- Excerpted data
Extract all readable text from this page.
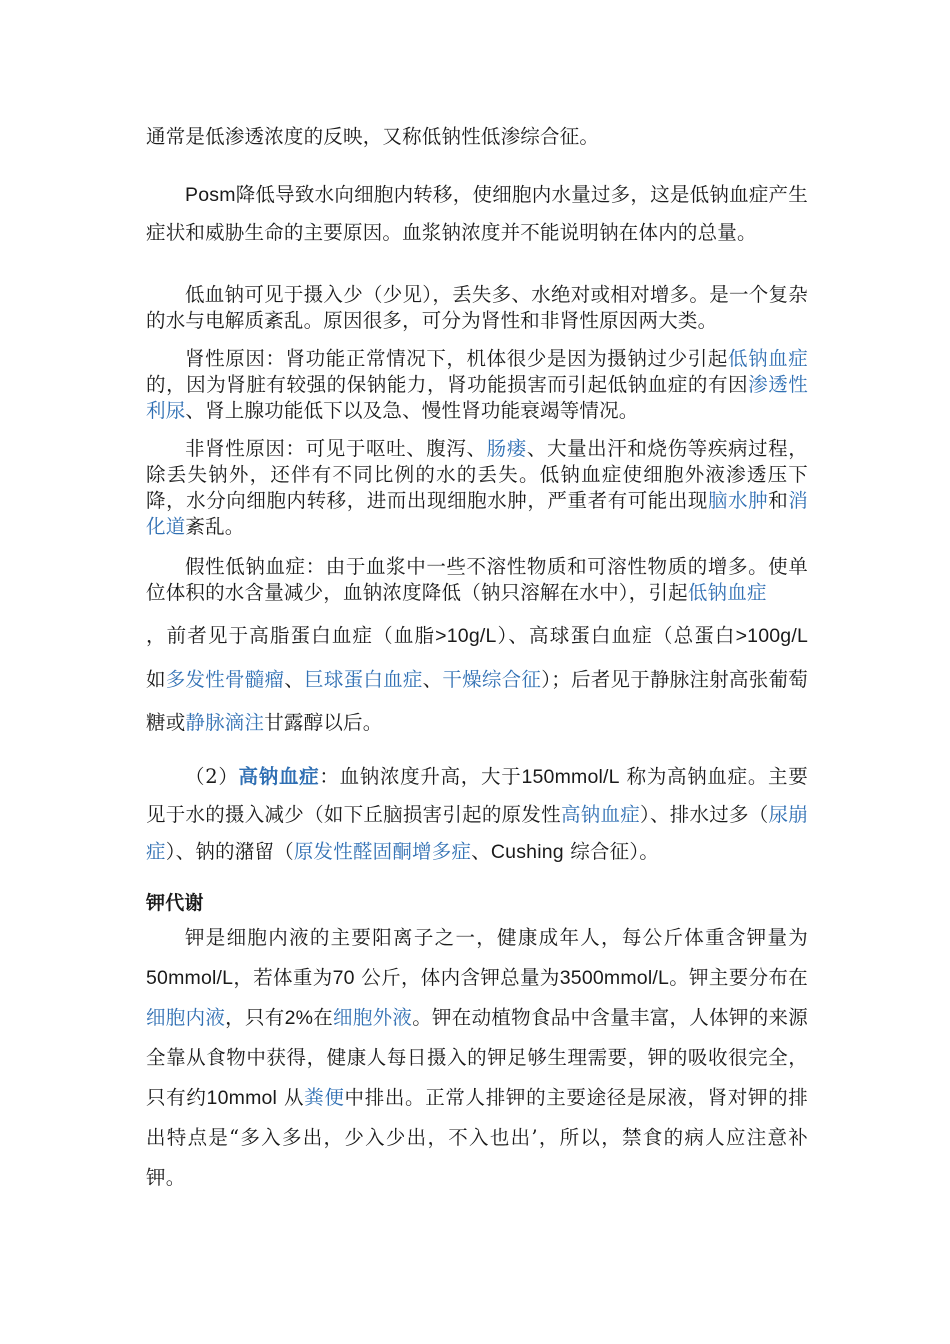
通常是低渗透浓度的反映，又称低钠性低渗综合征。

Posm降低导致水向细胞内转移，使细胞内水量过多，这是低钠血症产生症状和威胁生命的主要原因。血浆钠浓度并不能说明钠在体内的总量。

低血钠可见于摄入少（少见），丢失多、水绝对或相对增多。是一个复杂的水与电解质紊乱。原因很多，可分为肾性和非肾性原因两大类。

肾性原因：肾功能正常情况下，机体很少是因为摄钠过少引起低钠血症的，因为肾脏有较强的保钠能力，肾功能损害而引起低钠血症的有因渗透性利尿、肾上腺功能低下以及急、慢性肾功能衰竭等情况。

非肾性原因：可见于呕吐、腹泻、肠瘘、大量出汗和烧伤等疾病过程，除丢失钠外，还伴有不同比例的水的丢失。低钠血症使细胞外液渗透压下降，水分向细胞内转移，进而出现细胞水肿，严重者有可能出现脑水肿和消化道紊乱。

假性低钠血症：由于血浆中一些不溶性物质和可溶性物质的增多。使单位体积的水含量减少，血钠浓度降低（钠只溶解在水中），引起低钠血症

，前者见于高脂蛋白血症（血脂>10g/L）、高球蛋白血症（总蛋白>100g/L 如多发性骨髓瘤、巨球蛋白血症、干燥综合征）；后者见于静脉注射高张葡萄糖或静脉滴注甘露醇以后。

（2）高钠血症：血钠浓度升高，大于150mmol/L 称为高钠血症。主要见于水的摄入减少（如下丘脑损害引起的原发性高钠血症）、排水过多（尿崩症）、钠的潴留（原发性醛固酮增多症、Cushing 综合征）。

钾代谢

钾是细胞内液的主要阳离子之一，健康成年人，每公斤体重含钾量为50mmol/L，若体重为70 公斤，体内含钾总量为3500mmol/L。钾主要分布在细胞内液，只有2%在细胞外液。钾在动植物食品中含量丰富，人体钾的来源全靠从食物中获得，健康人每日摄入的钾足够生理需要，钾的吸收很完全，只有约10mmol 从粪便中排出。正常人排钾的主要途径是尿液，肾对钾的排出特点是“多入多出，少入少出，不入也出’，所以，禁食的病人应注意补钾。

- Exercise directions
Quote all of the entries word for word, omitting any pictures.

- Output for this exercise
Extract all readable text from this page.
通常是低渗透浓度的反映，又称低钠性低渗综合征。

Posm降低导致水向细胞内转移，使细胞内水量过多，这是低钠血症产生症状和威胁生命的主要原因。血浆钠浓度并不能说明钠在体内的总量。

低血钠可见于摄入少（少见），丢失多、水绝对或相对增多。是一个复杂的水与电解质紊乱。原因很多，可分为肾性和非肾性原因两大类。

肾性原因：肾功能正常情况下，机体很少是因为摄钠过少引起低钠血症的，因为肾脏有较强的保钠能力，肾功能损害而引起低钠血症的有因渗透性利尿、肾上腺功能低下以及急、慢性肾功能衰竭等情况。

非肾性原因：可见于呕吐、腹泻、肠瘘、大量出汗和烧伤等疾病过程，除丢失钠外，还伴有不同比例的水的丢失。低钠血症使细胞外液渗透压下降，水分向细胞内转移，进而出现细胞水肿，严重者有可能出现脑水肿和消化道紊乱。

假性低钠血症：由于血浆中一些不溶性物质和可溶性物质的增多。使单位体积的水含量减少，血钠浓度降低（钠只溶解在水中），引起低钠血症

，前者见于高脂蛋白血症（血脂>10g/L）、高球蛋白血症（总蛋白>100g/L 如多发性骨髓瘤、巨球蛋白血症、干燥综合征）；后者见于静脉注射高张葡萄糖或静脉滴注甘露醇以后。

（2）高钠血症：血钠浓度升高，大于150mmol/L 称为高钠血症。主要见于水的摄入减少（如下丘脑损害引起的原发性高钠血症）、排水过多（尿崩症）、钠的潴留（原发性醛固酮增多症、Cushing 综合征）。

钾代谢

钾是细胞内液的主要阳离子之一，健康成年人，每公斤体重含钾量为50mmol/L，若体重为70 公斤，体内含钾总量为3500mmol/L。钾主要分布在细胞内液，只有2%在细胞外液。钾在动植物食品中含量丰富，人体钾的来源全靠从食物中获得，健康人每日摄入的钾足够生理需要，钾的吸收很完全，只有约10mmol 从粪便中排出。正常人排钾的主要途径是尿液，肾对钾的排出特点是“多入多出，少入少出，不入也出’，所以，禁食的病人应注意补钾。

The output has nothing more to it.